THE TASK: The data must be written out once more, precisely as given.

GIVEN DATA:
------------------------------------------------------------------------
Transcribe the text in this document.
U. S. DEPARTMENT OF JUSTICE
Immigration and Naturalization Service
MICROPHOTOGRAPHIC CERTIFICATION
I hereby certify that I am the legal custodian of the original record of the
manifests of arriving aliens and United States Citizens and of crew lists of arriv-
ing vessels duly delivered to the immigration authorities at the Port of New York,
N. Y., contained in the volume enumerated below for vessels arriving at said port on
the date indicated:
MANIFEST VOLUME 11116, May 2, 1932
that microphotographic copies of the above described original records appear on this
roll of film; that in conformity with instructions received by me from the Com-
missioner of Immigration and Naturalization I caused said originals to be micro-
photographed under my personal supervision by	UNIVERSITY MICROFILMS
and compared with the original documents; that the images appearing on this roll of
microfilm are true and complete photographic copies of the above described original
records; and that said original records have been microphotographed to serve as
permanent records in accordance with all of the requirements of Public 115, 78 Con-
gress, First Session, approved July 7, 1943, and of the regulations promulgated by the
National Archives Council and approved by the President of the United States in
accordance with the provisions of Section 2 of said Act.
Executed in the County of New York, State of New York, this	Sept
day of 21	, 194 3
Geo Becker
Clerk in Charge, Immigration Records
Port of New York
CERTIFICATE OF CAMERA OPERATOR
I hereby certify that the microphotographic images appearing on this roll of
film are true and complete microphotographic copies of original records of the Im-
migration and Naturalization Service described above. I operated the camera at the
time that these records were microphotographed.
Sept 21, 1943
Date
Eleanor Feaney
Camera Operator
------------------------------------------------------------------------
COMPLETE ANSWER:
Transcribe the text in this document.
U. S. DEPARTMENT OF JUSTICE
Immigration and Naturalization Service
MICROPHOTOGRAPHIC CERTIFICATION
I hereby certify that I am the legal custodian of the original record of the
manifests of arriving aliens and United States Citizens and of crew lists of arriv-
ing vessels duly delivered to the immigration authorities at the Port of New York,
N. Y., contained in the volume enumerated below for vessels arriving at said port on
the date indicated:
MANIFEST VOLUME 11116, May 2, 1932
that microphotographic copies of the above described original records appear on this
roll of film; that in conformity with instructions received by me from the Com-
missioner of Immigration and Naturalization I caused said originals to be micro-
photographed under my personal supervision by	UNIVERSITY MICROFILMS
and compared with the original documents; that the images appearing on this roll of
microfilm are true and complete photographic copies of the above described original
records; and that said original records have been microphotographed to serve as
permanent records in accordance with all of the requirements of Public 115, 78 Con-
gress, First Session, approved July 7, 1943, and of the regulations promulgated by the
National Archives Council and approved by the President of the United States in
accordance with the provisions of Section 2 of said Act.
Executed in the County of New York, State of New York, this	Sept
day of 21	, 194 3
Geo Becker
Clerk in Charge, Immigration Records
Port of New York
CERTIFICATE OF CAMERA OPERATOR
I hereby certify that the microphotographic images appearing on this roll of
film are true and complete microphotographic copies of original records of the Im-
migration and Naturalization Service described above. I operated the camera at the
time that these records were microphotographed.
Sept 21, 1943
Date
Eleanor Feaney
Camera Operator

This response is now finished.